### [Task objective]
Copy all the material that follows, keeping every character the same.

──────

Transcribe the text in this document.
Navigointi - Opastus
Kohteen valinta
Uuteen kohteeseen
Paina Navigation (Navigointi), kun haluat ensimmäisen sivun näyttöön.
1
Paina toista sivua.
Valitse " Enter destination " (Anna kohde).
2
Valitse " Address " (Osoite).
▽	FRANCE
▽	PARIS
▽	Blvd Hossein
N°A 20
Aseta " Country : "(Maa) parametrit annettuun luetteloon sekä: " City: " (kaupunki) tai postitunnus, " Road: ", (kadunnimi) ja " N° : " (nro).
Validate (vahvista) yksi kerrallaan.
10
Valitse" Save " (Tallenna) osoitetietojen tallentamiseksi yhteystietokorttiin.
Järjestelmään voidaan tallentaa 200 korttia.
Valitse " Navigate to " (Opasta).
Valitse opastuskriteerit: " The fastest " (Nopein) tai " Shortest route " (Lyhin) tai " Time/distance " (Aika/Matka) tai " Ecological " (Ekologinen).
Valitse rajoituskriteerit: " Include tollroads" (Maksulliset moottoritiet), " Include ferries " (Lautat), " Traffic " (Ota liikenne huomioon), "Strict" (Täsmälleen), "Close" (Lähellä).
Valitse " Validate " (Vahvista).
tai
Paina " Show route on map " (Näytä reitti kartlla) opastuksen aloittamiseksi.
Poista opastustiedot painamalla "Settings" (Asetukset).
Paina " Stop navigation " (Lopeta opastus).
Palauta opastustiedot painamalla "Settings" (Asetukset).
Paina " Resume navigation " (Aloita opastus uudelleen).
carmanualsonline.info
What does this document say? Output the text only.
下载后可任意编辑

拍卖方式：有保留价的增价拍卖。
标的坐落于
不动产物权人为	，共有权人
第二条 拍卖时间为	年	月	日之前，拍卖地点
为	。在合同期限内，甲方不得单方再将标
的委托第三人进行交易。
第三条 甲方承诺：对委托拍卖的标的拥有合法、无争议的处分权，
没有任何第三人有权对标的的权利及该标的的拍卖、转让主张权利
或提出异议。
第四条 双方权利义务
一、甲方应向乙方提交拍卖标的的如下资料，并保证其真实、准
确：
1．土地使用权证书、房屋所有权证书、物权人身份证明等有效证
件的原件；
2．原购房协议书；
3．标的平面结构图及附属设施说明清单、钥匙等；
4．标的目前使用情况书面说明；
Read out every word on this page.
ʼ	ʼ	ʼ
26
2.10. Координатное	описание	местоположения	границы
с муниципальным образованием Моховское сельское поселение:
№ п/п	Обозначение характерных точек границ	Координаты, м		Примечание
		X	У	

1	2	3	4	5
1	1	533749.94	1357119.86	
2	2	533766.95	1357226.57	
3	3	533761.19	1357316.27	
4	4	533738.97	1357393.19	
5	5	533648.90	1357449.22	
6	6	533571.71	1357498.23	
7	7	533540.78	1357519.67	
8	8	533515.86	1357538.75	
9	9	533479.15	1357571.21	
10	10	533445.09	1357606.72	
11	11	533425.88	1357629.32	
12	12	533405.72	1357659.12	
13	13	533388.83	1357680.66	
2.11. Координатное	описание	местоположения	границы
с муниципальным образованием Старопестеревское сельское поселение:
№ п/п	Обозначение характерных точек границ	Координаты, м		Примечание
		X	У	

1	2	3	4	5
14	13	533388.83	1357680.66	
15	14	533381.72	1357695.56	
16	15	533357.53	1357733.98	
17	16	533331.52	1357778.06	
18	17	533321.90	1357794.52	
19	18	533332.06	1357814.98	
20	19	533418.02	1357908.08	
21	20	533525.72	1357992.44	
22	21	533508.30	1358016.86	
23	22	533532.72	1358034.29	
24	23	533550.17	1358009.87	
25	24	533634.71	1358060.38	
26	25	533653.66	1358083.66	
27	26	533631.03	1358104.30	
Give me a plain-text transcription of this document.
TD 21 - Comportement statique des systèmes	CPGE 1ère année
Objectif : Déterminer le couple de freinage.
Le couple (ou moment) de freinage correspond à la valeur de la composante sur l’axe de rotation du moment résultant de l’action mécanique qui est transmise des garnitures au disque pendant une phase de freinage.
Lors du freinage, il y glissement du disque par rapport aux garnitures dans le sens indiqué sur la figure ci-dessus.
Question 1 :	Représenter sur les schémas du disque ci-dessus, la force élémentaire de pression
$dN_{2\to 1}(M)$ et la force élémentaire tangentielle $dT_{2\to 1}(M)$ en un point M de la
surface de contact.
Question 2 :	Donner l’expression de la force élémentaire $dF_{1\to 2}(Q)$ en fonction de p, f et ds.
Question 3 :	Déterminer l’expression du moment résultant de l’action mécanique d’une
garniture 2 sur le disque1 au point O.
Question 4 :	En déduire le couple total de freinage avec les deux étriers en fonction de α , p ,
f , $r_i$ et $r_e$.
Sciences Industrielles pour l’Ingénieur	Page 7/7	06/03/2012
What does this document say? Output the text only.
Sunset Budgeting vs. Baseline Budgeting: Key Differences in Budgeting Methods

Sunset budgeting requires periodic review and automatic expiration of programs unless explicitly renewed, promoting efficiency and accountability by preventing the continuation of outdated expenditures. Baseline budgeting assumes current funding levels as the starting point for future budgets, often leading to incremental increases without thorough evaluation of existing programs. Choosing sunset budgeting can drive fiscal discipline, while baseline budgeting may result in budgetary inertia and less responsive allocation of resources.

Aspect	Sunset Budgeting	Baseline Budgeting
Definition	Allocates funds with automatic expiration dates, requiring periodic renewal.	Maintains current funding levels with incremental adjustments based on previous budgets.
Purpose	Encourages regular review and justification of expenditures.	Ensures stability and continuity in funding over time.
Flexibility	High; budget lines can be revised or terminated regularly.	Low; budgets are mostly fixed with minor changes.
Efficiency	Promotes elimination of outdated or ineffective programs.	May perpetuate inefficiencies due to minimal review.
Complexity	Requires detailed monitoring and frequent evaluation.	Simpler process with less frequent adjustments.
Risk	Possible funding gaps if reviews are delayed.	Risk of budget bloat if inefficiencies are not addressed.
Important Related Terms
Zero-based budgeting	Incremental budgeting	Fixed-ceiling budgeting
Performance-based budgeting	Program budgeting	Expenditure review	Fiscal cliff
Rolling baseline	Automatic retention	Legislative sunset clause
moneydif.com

──────

### [Solution]
Transcribe the text in this document.
Navigointi - Opastus
Kohteen valinta
Uuteen kohteeseen
Paina Navigation (Navigointi), kun haluat ensimmäisen sivun näyttöön.
1
Paina toista sivua.
Valitse " Enter destination " (Anna kohde).
2
Valitse " Address " (Osoite).
▽	FRANCE
▽	PARIS
▽	Blvd Hossein
N°A 20
Aseta " Country : "(Maa) parametrit annettuun luetteloon sekä: " City: " (kaupunki) tai postitunnus, " Road: ", (kadunnimi) ja " N° : " (nro).
Validate (vahvista) yksi kerrallaan.
10
Valitse" Save " (Tallenna) osoitetietojen tallentamiseksi yhteystietokorttiin.
Järjestelmään voidaan tallentaa 200 korttia.
Valitse " Navigate to " (Opasta).
Valitse opastuskriteerit: " The fastest " (Nopein) tai " Shortest route " (Lyhin) tai " Time/distance " (Aika/Matka) tai " Ecological " (Ekologinen).
Valitse rajoituskriteerit: " Include tollroads" (Maksulliset moottoritiet), " Include ferries " (Lautat), " Traffic " (Ota liikenne huomioon), "Strict" (Täsmälleen), "Close" (Lähellä).
Valitse " Validate " (Vahvista).
tai
Paina " Show route on map " (Näytä reitti kartlla) opastuksen aloittamiseksi.
Poista opastustiedot painamalla "Settings" (Asetukset).
Paina " Stop navigation " (Lopeta opastus).
Palauta opastustiedot painamalla "Settings" (Asetukset).
Paina " Resume navigation " (Aloita opastus uudelleen).
carmanualsonline.info
What does this document say? Output the text only.
下载后可任意编辑

拍卖方式：有保留价的增价拍卖。
标的坐落于
不动产物权人为	，共有权人
第二条 拍卖时间为	年	月	日之前，拍卖地点
为	。在合同期限内，甲方不得单方再将标
的委托第三人进行交易。
第三条 甲方承诺：对委托拍卖的标的拥有合法、无争议的处分权，
没有任何第三人有权对标的的权利及该标的的拍卖、转让主张权利
或提出异议。
第四条 双方权利义务
一、甲方应向乙方提交拍卖标的的如下资料，并保证其真实、准
确：
1．土地使用权证书、房屋所有权证书、物权人身份证明等有效证
件的原件；
2．原购房协议书；
3．标的平面结构图及附属设施说明清单、钥匙等；
4．标的目前使用情况书面说明；
Read out every word on this page.
ʼ	ʼ	ʼ
26
2.10. Координатное	описание	местоположения	границы
с муниципальным образованием Моховское сельское поселение:
№ п/п	Обозначение характерных точек границ	Координаты, м		Примечание
		X	У	

1	2	3	4	5
1	1	533749.94	1357119.86	
2	2	533766.95	1357226.57	
3	3	533761.19	1357316.27	
4	4	533738.97	1357393.19	
5	5	533648.90	1357449.22	
6	6	533571.71	1357498.23	
7	7	533540.78	1357519.67	
8	8	533515.86	1357538.75	
9	9	533479.15	1357571.21	
10	10	533445.09	1357606.72	
11	11	533425.88	1357629.32	
12	12	533405.72	1357659.12	
13	13	533388.83	1357680.66	
2.11. Координатное	описание	местоположения	границы
с муниципальным образованием Старопестеревское сельское поселение:
№ п/п	Обозначение характерных точек границ	Координаты, м		Примечание
		X	У	

1	2	3	4	5
14	13	533388.83	1357680.66	
15	14	533381.72	1357695.56	
16	15	533357.53	1357733.98	
17	16	533331.52	1357778.06	
18	17	533321.90	1357794.52	
19	18	533332.06	1357814.98	
20	19	533418.02	1357908.08	
21	20	533525.72	1357992.44	
22	21	533508.30	1358016.86	
23	22	533532.72	1358034.29	
24	23	533550.17	1358009.87	
25	24	533634.71	1358060.38	
26	25	533653.66	1358083.66	
27	26	533631.03	1358104.30	
Give me a plain-text transcription of this document.
TD 21 - Comportement statique des systèmes	CPGE 1ère année
Objectif : Déterminer le couple de freinage.
Le couple (ou moment) de freinage correspond à la valeur de la composante sur l’axe de rotation du moment résultant de l’action mécanique qui est transmise des garnitures au disque pendant une phase de freinage.
Lors du freinage, il y glissement du disque par rapport aux garnitures dans le sens indiqué sur la figure ci-dessus.
Question 1 :	Représenter sur les schémas du disque ci-dessus, la force élémentaire de pression
$dN_{2\to 1}(M)$ et la force élémentaire tangentielle $dT_{2\to 1}(M)$ en un point M de la
surface de contact.
Question 2 :	Donner l’expression de la force élémentaire $dF_{1\to 2}(Q)$ en fonction de p, f et ds.
Question 3 :	Déterminer l’expression du moment résultant de l’action mécanique d’une
garniture 2 sur le disque1 au point O.
Question 4 :	En déduire le couple total de freinage avec les deux étriers en fonction de α , p ,
f , $r_i$ et $r_e$.
Sciences Industrielles pour l’Ingénieur	Page 7/7	06/03/2012
What does this document say? Output the text only.
Sunset Budgeting vs. Baseline Budgeting: Key Differences in Budgeting Methods

Sunset budgeting requires periodic review and automatic expiration of programs unless explicitly renewed, promoting efficiency and accountability by preventing the continuation of outdated expenditures. Baseline budgeting assumes current funding levels as the starting point for future budgets, often leading to incremental increases without thorough evaluation of existing programs. Choosing sunset budgeting can drive fiscal discipline, while baseline budgeting may result in budgetary inertia and less responsive allocation of resources.

Aspect	Sunset Budgeting	Baseline Budgeting
Definition	Allocates funds with automatic expiration dates, requiring periodic renewal.	Maintains current funding levels with incremental adjustments based on previous budgets.
Purpose	Encourages regular review and justification of expenditures.	Ensures stability and continuity in funding over time.
Flexibility	High; budget lines can be revised or terminated regularly.	Low; budgets are mostly fixed with minor changes.
Efficiency	Promotes elimination of outdated or ineffective programs.	May perpetuate inefficiencies due to minimal review.
Complexity	Requires detailed monitoring and frequent evaluation.	Simpler process with less frequent adjustments.
Risk	Possible funding gaps if reviews are delayed.	Risk of budget bloat if inefficiencies are not addressed.
Important Related Terms
Zero-based budgeting	Incremental budgeting	Fixed-ceiling budgeting
Performance-based budgeting	Program budgeting	Expenditure review	Fiscal cliff
Rolling baseline	Automatic retention	Legislative sunset clause
moneydif.com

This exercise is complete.